[App and web page records]
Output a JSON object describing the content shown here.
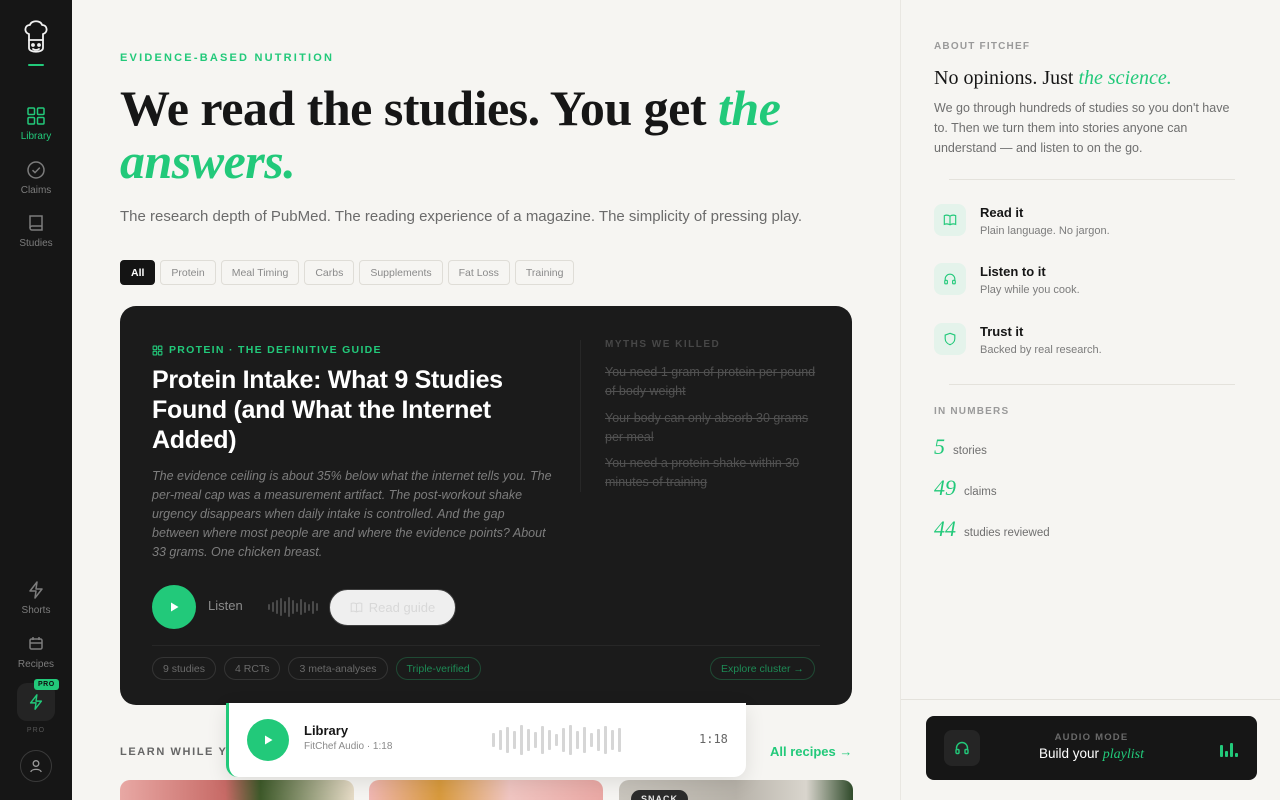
{
  "sidebar": {
    "items": [
      {
        "label": "Library",
        "icon": "grid-icon",
        "active": true
      },
      {
        "label": "Claims",
        "icon": "check-circle-icon",
        "active": false
      },
      {
        "label": "Studies",
        "icon": "book-icon",
        "active": false
      }
    ],
    "bottom_items": [
      {
        "label": "Shorts",
        "icon": "bolt-icon"
      },
      {
        "label": "Recipes",
        "icon": "calendar-icon"
      }
    ],
    "pro_badge": "PRO",
    "pro_label": "PRO",
    "accent": "#22c97a"
  },
  "main": {
    "eyebrow": "EVIDENCE-BASED NUTRITION",
    "hero_plain": "We read the studies. You get ",
    "hero_accent": "the answers.",
    "subtitle": "The research depth of PubMed. The reading experience of a magazine. The simplicity of pressing play.",
    "filters": [
      "All",
      "Protein",
      "Meal Timing",
      "Carbs",
      "Supplements",
      "Fat Loss",
      "Training"
    ],
    "active_filter": "All",
    "featured": {
      "tag": "PROTEIN · THE DEFINITIVE GUIDE",
      "title": "Protein Intake: What 9 Studies Found (and What the Internet Added)",
      "description": "The evidence ceiling is about 35% below what the internet tells you. The per-meal cap was a measurement artifact. The post-workout shake urgency disappears when daily intake is controlled. And the gap between where most people are and where the evidence points? About 33 grams. One chicken breast.",
      "listen_label": "Listen",
      "read_label": "Read guide",
      "myths_heading": "MYTHS WE KILLED",
      "myths": [
        "You need 1 gram of protein per pound of body weight",
        "Your body can only absorb 30 grams per meal",
        "You need a protein shake within 30 minutes of training"
      ],
      "meta": [
        "9 studies",
        "4 RCTs",
        "3 meta-analyses",
        "Triple-verified"
      ],
      "explore_label": "Explore cluster →"
    },
    "learn_heading": "LEARN WHILE YO",
    "all_recipes_label": "All recipes →",
    "thumb_tag": "SNACK"
  },
  "player": {
    "title": "Library",
    "subtitle": "FitChef Audio · 1:18",
    "time": "1:18"
  },
  "right": {
    "about_heading": "ABOUT FITCHEF",
    "about_title_plain": "No opinions. Just ",
    "about_title_accent": "the science.",
    "about_body": "We go through hundreds of studies so you don't have to. Then we turn them into stories anyone can understand — and listen to on the go.",
    "features": [
      {
        "title": "Read it",
        "desc": "Plain language. No jargon.",
        "icon": "book-open-icon"
      },
      {
        "title": "Listen to it",
        "desc": "Play while you cook.",
        "icon": "headphones-icon"
      },
      {
        "title": "Trust it",
        "desc": "Backed by real research.",
        "icon": "shield-icon"
      }
    ],
    "numbers_heading": "IN NUMBERS",
    "numbers": [
      {
        "value": "5",
        "label": "stories"
      },
      {
        "value": "49",
        "label": "claims"
      },
      {
        "value": "44",
        "label": "studies reviewed"
      }
    ],
    "audio_mode_label": "AUDIO MODE",
    "audio_build_plain": "Build your ",
    "audio_build_accent": "playlist"
  }
}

-- Task brief --
Repeat each entry exactly. Pictures do not belong in the copy.

-- Solution for this task --
Output a JSON object describing the content shown here.
{
  "sidebar": {
    "items": [
      {
        "label": "Library",
        "icon": "grid-icon",
        "active": true
      },
      {
        "label": "Claims",
        "icon": "check-circle-icon",
        "active": false
      },
      {
        "label": "Studies",
        "icon": "book-icon",
        "active": false
      }
    ],
    "bottom_items": [
      {
        "label": "Shorts",
        "icon": "bolt-icon"
      },
      {
        "label": "Recipes",
        "icon": "calendar-icon"
      }
    ],
    "pro_badge": "PRO",
    "pro_label": "PRO",
    "accent": "#22c97a"
  },
  "main": {
    "eyebrow": "EVIDENCE-BASED NUTRITION",
    "hero_plain": "We read the studies. You get ",
    "hero_accent": "the answers.",
    "subtitle": "The research depth of PubMed. The reading experience of a magazine. The simplicity of pressing play.",
    "filters": [
      "All",
      "Protein",
      "Meal Timing",
      "Carbs",
      "Supplements",
      "Fat Loss",
      "Training"
    ],
    "active_filter": "All",
    "featured": {
      "tag": "PROTEIN · THE DEFINITIVE GUIDE",
      "title": "Protein Intake: What 9 Studies Found (and What the Internet Added)",
      "description": "The evidence ceiling is about 35% below what the internet tells you. The per-meal cap was a measurement artifact. The post-workout shake urgency disappears when daily intake is controlled. And the gap between where most people are and where the evidence points? About 33 grams. One chicken breast.",
      "listen_label": "Listen",
      "read_label": "Read guide",
      "myths_heading": "MYTHS WE KILLED",
      "myths": [
        "You need 1 gram of protein per pound of body weight",
        "Your body can only absorb 30 grams per meal",
        "You need a protein shake within 30 minutes of training"
      ],
      "meta": [
        "9 studies",
        "4 RCTs",
        "3 meta-analyses",
        "Triple-verified"
      ],
      "explore_label": "Explore cluster →"
    },
    "learn_heading": "LEARN WHILE YO",
    "all_recipes_label": "All recipes →",
    "thumb_tag": "SNACK"
  },
  "player": {
    "title": "Library",
    "subtitle": "FitChef Audio · 1:18",
    "time": "1:18"
  },
  "right": {
    "about_heading": "ABOUT FITCHEF",
    "about_title_plain": "No opinions. Just ",
    "about_title_accent": "the science.",
    "about_body": "We go through hundreds of studies so you don't have to. Then we turn them into stories anyone can understand — and listen to on the go.",
    "features": [
      {
        "title": "Read it",
        "desc": "Plain language. No jargon.",
        "icon": "book-open-icon"
      },
      {
        "title": "Listen to it",
        "desc": "Play while you cook.",
        "icon": "headphones-icon"
      },
      {
        "title": "Trust it",
        "desc": "Backed by real research.",
        "icon": "shield-icon"
      }
    ],
    "numbers_heading": "IN NUMBERS",
    "numbers": [
      {
        "value": "5",
        "label": "stories"
      },
      {
        "value": "49",
        "label": "claims"
      },
      {
        "value": "44",
        "label": "studies reviewed"
      }
    ],
    "audio_mode_label": "AUDIO MODE",
    "audio_build_plain": "Build your ",
    "audio_build_accent": "playlist"
  }
}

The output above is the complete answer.